The request: Extract every line that contains the string "using".
#### Input records
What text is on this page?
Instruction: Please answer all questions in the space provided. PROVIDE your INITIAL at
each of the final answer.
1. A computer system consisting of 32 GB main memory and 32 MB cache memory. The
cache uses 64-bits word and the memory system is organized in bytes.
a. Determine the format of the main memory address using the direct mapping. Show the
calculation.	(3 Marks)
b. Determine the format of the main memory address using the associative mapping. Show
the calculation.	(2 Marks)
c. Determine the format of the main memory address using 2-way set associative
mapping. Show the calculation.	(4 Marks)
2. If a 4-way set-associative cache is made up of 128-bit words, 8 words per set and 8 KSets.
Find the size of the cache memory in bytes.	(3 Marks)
########
#### Input records
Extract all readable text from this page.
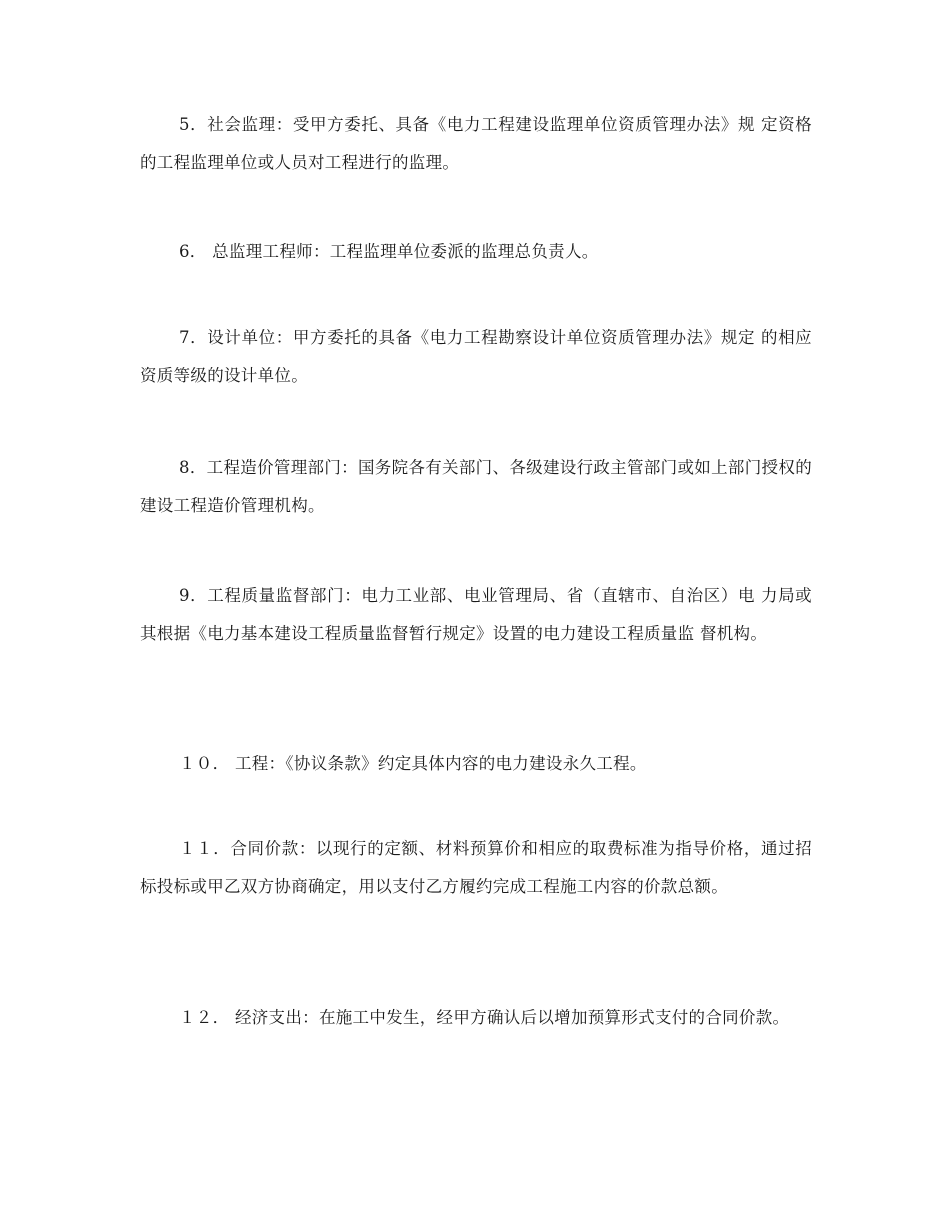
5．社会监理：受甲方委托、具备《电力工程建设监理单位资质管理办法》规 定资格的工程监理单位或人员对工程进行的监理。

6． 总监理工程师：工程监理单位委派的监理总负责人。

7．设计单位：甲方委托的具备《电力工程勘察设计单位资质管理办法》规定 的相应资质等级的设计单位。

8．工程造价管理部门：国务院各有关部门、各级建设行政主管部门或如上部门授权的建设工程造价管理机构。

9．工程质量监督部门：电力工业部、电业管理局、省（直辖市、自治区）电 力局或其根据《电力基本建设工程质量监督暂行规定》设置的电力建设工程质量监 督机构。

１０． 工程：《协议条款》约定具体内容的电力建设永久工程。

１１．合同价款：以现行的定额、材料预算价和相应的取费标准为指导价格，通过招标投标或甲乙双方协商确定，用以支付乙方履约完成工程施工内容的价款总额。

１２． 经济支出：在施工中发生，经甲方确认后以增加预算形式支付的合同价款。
########
#### Input records
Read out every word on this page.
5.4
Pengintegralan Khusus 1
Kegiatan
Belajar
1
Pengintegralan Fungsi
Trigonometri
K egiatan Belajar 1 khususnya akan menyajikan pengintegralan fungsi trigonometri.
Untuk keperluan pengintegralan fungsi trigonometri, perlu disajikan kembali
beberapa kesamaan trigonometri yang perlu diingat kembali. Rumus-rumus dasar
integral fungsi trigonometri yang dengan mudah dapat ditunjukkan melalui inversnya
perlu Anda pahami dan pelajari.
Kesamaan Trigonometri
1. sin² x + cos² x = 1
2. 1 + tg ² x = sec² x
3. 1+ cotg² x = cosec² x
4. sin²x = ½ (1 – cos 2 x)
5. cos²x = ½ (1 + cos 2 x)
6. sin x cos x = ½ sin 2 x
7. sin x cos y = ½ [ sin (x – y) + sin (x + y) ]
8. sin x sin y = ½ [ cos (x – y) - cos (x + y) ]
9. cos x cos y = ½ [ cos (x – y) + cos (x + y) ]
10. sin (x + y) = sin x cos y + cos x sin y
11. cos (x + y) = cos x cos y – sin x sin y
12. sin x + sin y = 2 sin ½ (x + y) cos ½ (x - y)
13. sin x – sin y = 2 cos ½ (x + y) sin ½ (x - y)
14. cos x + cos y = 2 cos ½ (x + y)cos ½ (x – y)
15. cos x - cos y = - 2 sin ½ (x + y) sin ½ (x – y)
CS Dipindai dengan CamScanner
########
Solution to the problem:
a. Determine the format of the main memory address using the direct mapping. Show the
b. Determine the format of the main memory address using the associative mapping. Show
c. Determine the format of the main memory address using 2-way set associative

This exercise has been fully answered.